**Short task**:
Return each line containing "浅显易懂".

**Data rows**:
# # #

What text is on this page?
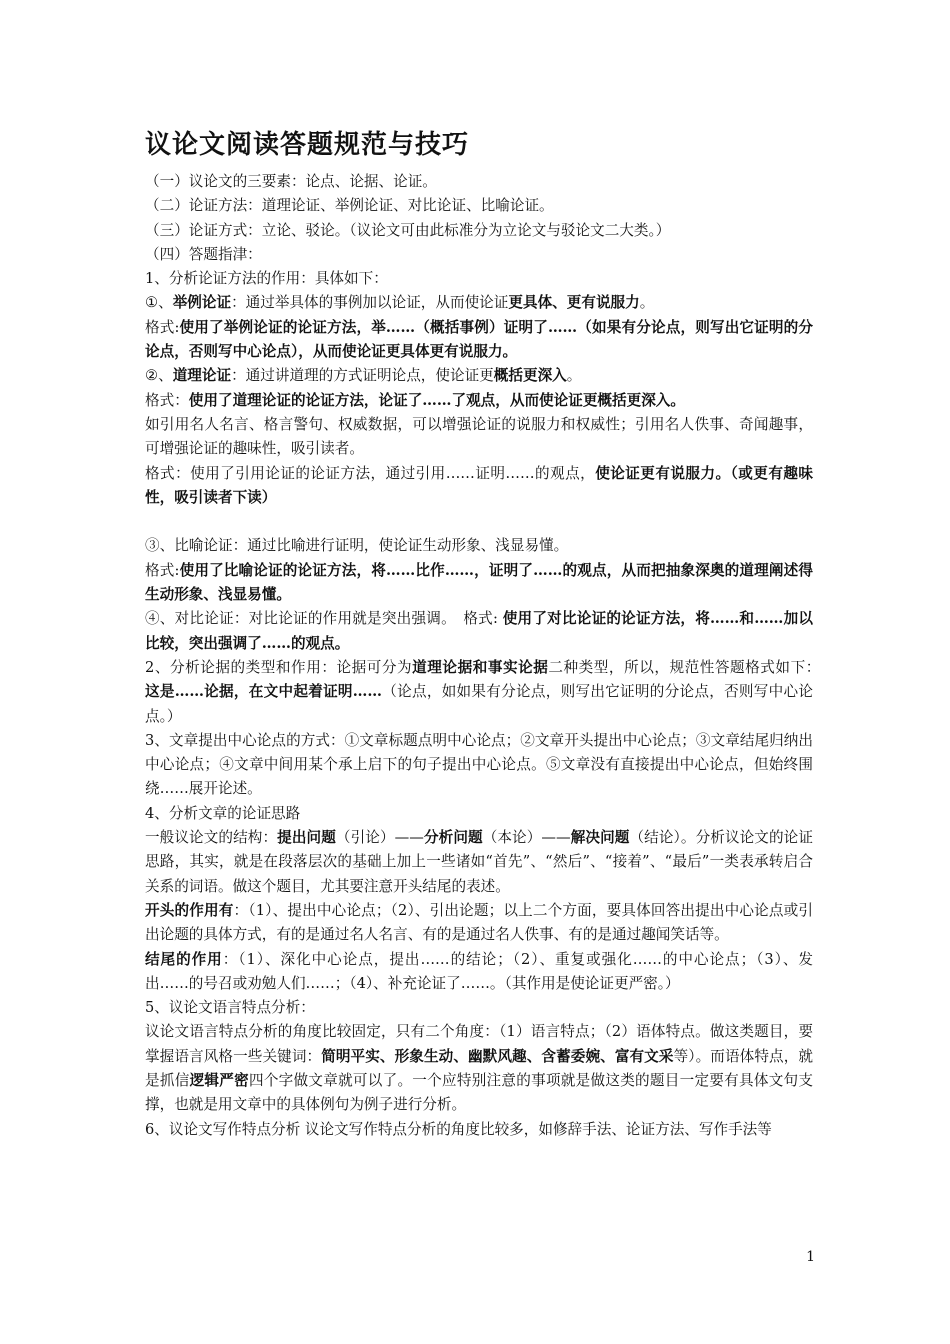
议论文阅读答题规范与技巧

（一）议论文的三要素：论点、论据、论证。

（二）论证方法：道理论证、举例论证、对比论证、比喻论证。

（三）论证方式：立论、驳论。（议论文可由此标准分为立论文与驳论文二大类。）

（四）答题指津：

1、分析论证方法的作用：具体如下：

①、举例论证：通过举具体的事例加以论证，从而使论证更具体、更有说服力。

格式:使用了举例论证的论证方法，举……（概括事例）证明了……（如果有分论点，则写出它证明的分论点，否则写中心论点），从而使论证更具体更有说服力。

②、道理论证：通过讲道理的方式证明论点，使论证更概括更深入。

格式：使用了道理论证的论证方法，论证了……了观点，从而使论证更概括更深入。

如引用名人名言、格言警句、权威数据，可以增强论证的说服力和权威性；引用名人佚事、奇闻趣事，可增强论证的趣味性，吸引读者。

格式：使用了引用论证的论证方法，通过引用……证明……的观点，使论证更有说服力。（或更有趣味性，吸引读者下读）

③、比喻论证：通过比喻进行证明，使论证生动形象、浅显易懂。

格式:使用了比喻论证的论证方法，将……比作……，证明了……的观点，从而把抽象深奥的道理阐述得生动形象、浅显易懂。

④、对比论证：对比论证的作用就是突出强调。　格式: 使用了对比论证的论证方法，将……和……加以比较，突出强调了……的观点。

2、分析论据的类型和作用：论据可分为道理论据和事实论据二种类型，所以，规范性答题格式如下：　这是……论据，在文中起着证明……（论点，如如果有分论点，则写出它证明的分论点，否则写中心论点。）

3、文章提出中心论点的方式：①文章标题点明中心论点；②文章开头提出中心论点；③文章结尾归纳出中心论点；④文章中间用某个承上启下的句子提出中心论点。⑤文章没有直接提出中心论点，但始终围绕……展开论述。

4、分析文章的论证思路

一般议论文的结构：提出问题（引论）——分析问题（本论）——解决问题（结论）。分析议论文的论证思路，其实，就是在段落层次的基础上加上一些诸如“首先”、“然后”、“接着”、“最后”一类表承转启合关系的词语。做这个题目，尤其要注意开头结尾的表述。

开头的作用有：（1）、提出中心论点；（2）、引出论题；以上二个方面，要具体回答出提出中心论点或引出论题的具体方式，有的是通过名人名言、有的是通过名人佚事、有的是通过趣闻笑话等。

结尾的作用：（1）、深化中心论点，提出……的结论；（2）、重复或强化……的中心论点；（3）、发出……的号召或劝勉人们……；（4）、补充论证了……。（其作用是使论证更严密。）

5、议论文语言特点分析：

议论文语言特点分析的角度比较固定，只有二个角度：（1）语言特点；（2）语体特点。做这类题目，要掌握语言风格一些关键词：简明平实、形象生动、幽默风趣、含蓄委婉、富有文采等）。而语体特点，就是抓信逻辑严密四个字做文章就可以了。一个应特别注意的事项就是做这类的题目一定要有具体文句支撑，也就是用文章中的具体例句为例子进行分析。

6、议论文写作特点分析 议论文写作特点分析的角度比较多，如修辞手法、论证方法、写作手法等

1
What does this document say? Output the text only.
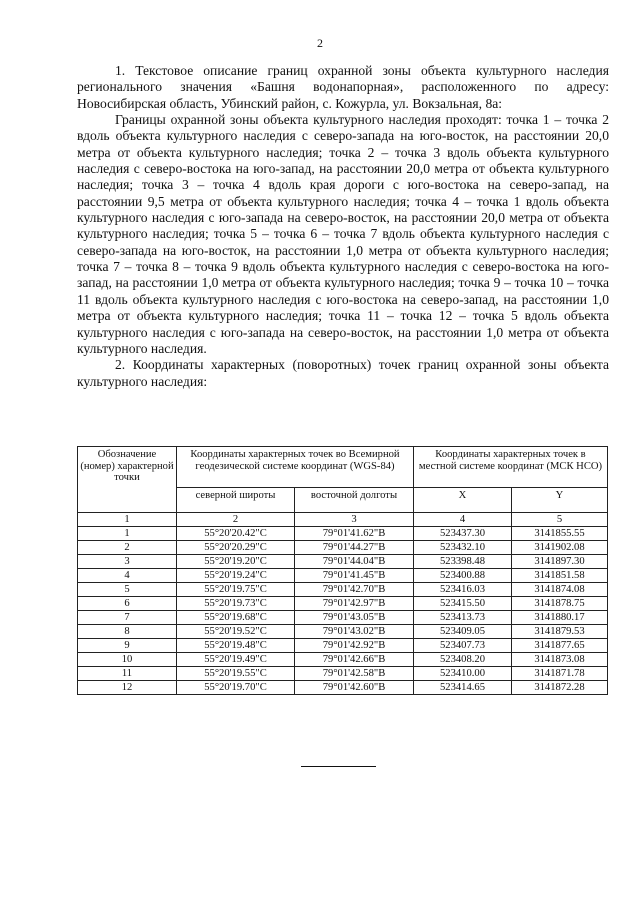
2

1. Текстовое описание границ охранной зоны объекта культурного наследия регионального значения «Башня водонапорная», расположенного по адресу: Новосибирская область, Убинский район, с. Кожурла, ул. Вокзальная, 8а:

Границы охранной зоны объекта культурного наследия проходят: точка 1 – точка 2 вдоль объекта культурного наследия с северо-запада на юго-восток, на расстоянии 20,0 метра от объекта культурного наследия; точка 2 – точка 3 вдоль объекта культурного наследия с северо-востока на юго-запад, на расстоянии 20,0 метра от объекта культурного наследия; точка 3 – точка 4 вдоль края дороги с юго-востока на северо-запад, на расстоянии 9,5 метра от объекта культурного наследия; точка 4 – точка 1 вдоль объекта культурного наследия с юго-запада на северо-восток, на расстоянии 20,0 метра от объекта культурного наследия; точка 5 – точка 6 – точка 7 вдоль объекта культурного наследия с северо-запада на юго-восток, на расстоянии 1,0 метра от объекта культурного наследия; точка 7 – точка 8 – точка 9 вдоль объекта культурного наследия с северо-востока на юго-запад, на расстоянии 1,0 метра от объекта культурного наследия; точка 9 – точка 10 – точка 11 вдоль объекта культурного наследия с юго-востока на северо-запад, на расстоянии 1,0 метра от объекта культурного наследия; точка 11 – точка 12 – точка 5 вдоль объекта культурного наследия с юго-запада на северо-восток, на расстоянии 1,0 метра от объекта культурного наследия.

2. Координаты характерных (поворотных) точек границ охранной зоны объекта культурного наследия:

Обозначение (номер) характерной точки	Координаты характерных точек во Всемирной геодезической системе координат (WGS-84)		Координаты характерных точек в местной системе координат (МСК НСО)	
	северной широты	восточной долготы	X	Y
1	2	3	4	5
1	55°20'20.42"С	79°01'41.62"В	523437.30	3141855.55
2	55°20'20.29"С	79°01'44.27"В	523432.10	3141902.08
3	55°20'19.20"С	79°01'44.04"В	523398.48	3141897.30
4	55°20'19.24"С	79°01'41.45"В	523400.88	3141851.58
5	55°20'19.75"С	79°01'42.70"В	523416.03	3141874.08
6	55°20'19.73"С	79°01'42.97"В	523415.50	3141878.75
7	55°20'19.68"С	79°01'43.05"В	523413.73	3141880.17
8	55°20'19.52"С	79°01'43.02"В	523409.05	3141879.53
9	55°20'19.48"С	79°01'42.92"В	523407.73	3141877.65
10	55°20'19.49"С	79°01'42.66"В	523408.20	3141873.08
11	55°20'19.55"С	79°01'42.58"В	523410.00	3141871.78
12	55°20'19.70"С	79°01'42.60"В	523414.65	3141872.28
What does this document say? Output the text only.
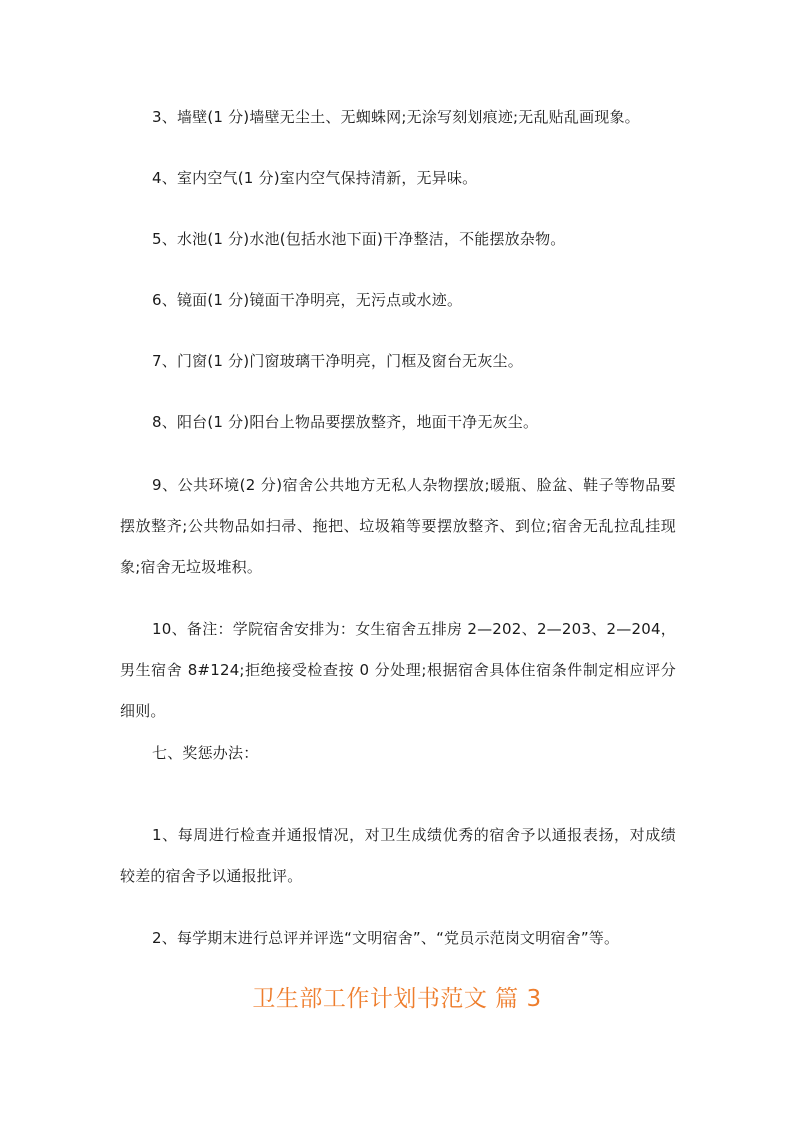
3、墙壁(1 分)墙壁无尘土、无蜘蛛网;无涂写刻划痕迹;无乱贴乱画现象。

4、室内空气(1 分)室内空气保持清新，无异味。

5、水池(1 分)水池(包括水池下面)干净整洁，不能摆放杂物。

6、镜面(1 分)镜面干净明亮，无污点或水迹。

7、门窗(1 分)门窗玻璃干净明亮，门框及窗台无灰尘。

8、阳台(1 分)阳台上物品要摆放整齐，地面干净无灰尘。

9、公共环境(2 分)宿舍公共地方无私人杂物摆放;暖瓶、脸盆、鞋子等物品要摆放整齐;公共物品如扫帚、拖把、垃圾箱等要摆放整齐、到位;宿舍无乱拉乱挂现象;宿舍无垃圾堆积。

10、备注：学院宿舍安排为：女生宿舍五排房 2—202、2—203、2—204，男生宿舍 8#124;拒绝接受检查按 0 分处理;根据宿舍具体住宿条件制定相应评分细则。

七、奖惩办法：

1、每周进行检查并通报情况，对卫生成绩优秀的宿舍予以通报表扬，对成绩较差的宿舍予以通报批评。

2、每学期末进行总评并评选“文明宿舍”、“党员示范岗文明宿舍”等。

卫生部工作计划书范文 篇 3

# # #

**Solution to this exercise**:
③、比喻论证：通过比喻进行证明，使论证生动形象、浅显易懂。
格式:使用了比喻论证的论证方法，将……比作……，证明了……的观点，从而把抽象深奥的道理阐述得生动形象、浅显易懂。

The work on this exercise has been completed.